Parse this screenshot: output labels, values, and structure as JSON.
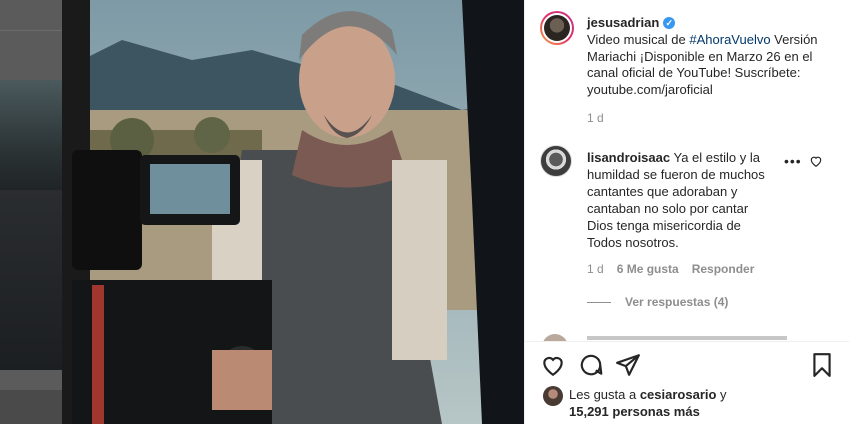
{
  "post": {
    "username": "jesusadrian",
    "verified_mark": "✓",
    "caption_pre": "Video musical de ",
    "caption_tag": "#AhoraVuelvo",
    "caption_post": " Versión Mariachi ¡Disponible en Marzo 26 en el canal oficial de YouTube! Suscríbete: youtube.com/jaroficial",
    "age": "1 d"
  },
  "comment": {
    "username": "lisandroisaac",
    "text": " Ya el estilo y la humildad se fueron de muchos cantantes que adoraban y cantaban no solo por cantar Dios tenga misericordia de Todos nosotros.",
    "more": "•••",
    "age": "1 d",
    "likes": "6 Me gusta",
    "reply": "Responder",
    "view_replies": "Ver respuestas (4)"
  },
  "likes_summary": {
    "prefix": "Les gusta a ",
    "user": "cesiarosario",
    "mid": " y",
    "count": "15,291 personas más"
  },
  "icons": {
    "like": "heart-icon",
    "comment": "comment-icon",
    "share": "paper-plane-icon",
    "save": "bookmark-icon",
    "comment_like": "heart-outline-icon",
    "verified": "verified-badge-icon"
  },
  "colors": {
    "link": "#00376b",
    "muted": "#8e8e8e",
    "verified": "#3897f0"
  }
}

* [TASK GOAL]
Output each line exactly; omit every picture.

* [THE OUTPUT]
Parse this screenshot: output labels, values, and structure as JSON.
{
  "post": {
    "username": "jesusadrian",
    "verified_mark": "✓",
    "caption_pre": "Video musical de ",
    "caption_tag": "#AhoraVuelvo",
    "caption_post": " Versión Mariachi ¡Disponible en Marzo 26 en el canal oficial de YouTube! Suscríbete: youtube.com/jaroficial",
    "age": "1 d"
  },
  "comment": {
    "username": "lisandroisaac",
    "text": " Ya el estilo y la humildad se fueron de muchos cantantes que adoraban y cantaban no solo por cantar Dios tenga misericordia de Todos nosotros.",
    "more": "•••",
    "age": "1 d",
    "likes": "6 Me gusta",
    "reply": "Responder",
    "view_replies": "Ver respuestas (4)"
  },
  "likes_summary": {
    "prefix": "Les gusta a ",
    "user": "cesiarosario",
    "mid": " y",
    "count": "15,291 personas más"
  },
  "icons": {
    "like": "heart-icon",
    "comment": "comment-icon",
    "share": "paper-plane-icon",
    "save": "bookmark-icon",
    "comment_like": "heart-outline-icon",
    "verified": "verified-badge-icon"
  },
  "colors": {
    "link": "#00376b",
    "muted": "#8e8e8e",
    "verified": "#3897f0"
  }
}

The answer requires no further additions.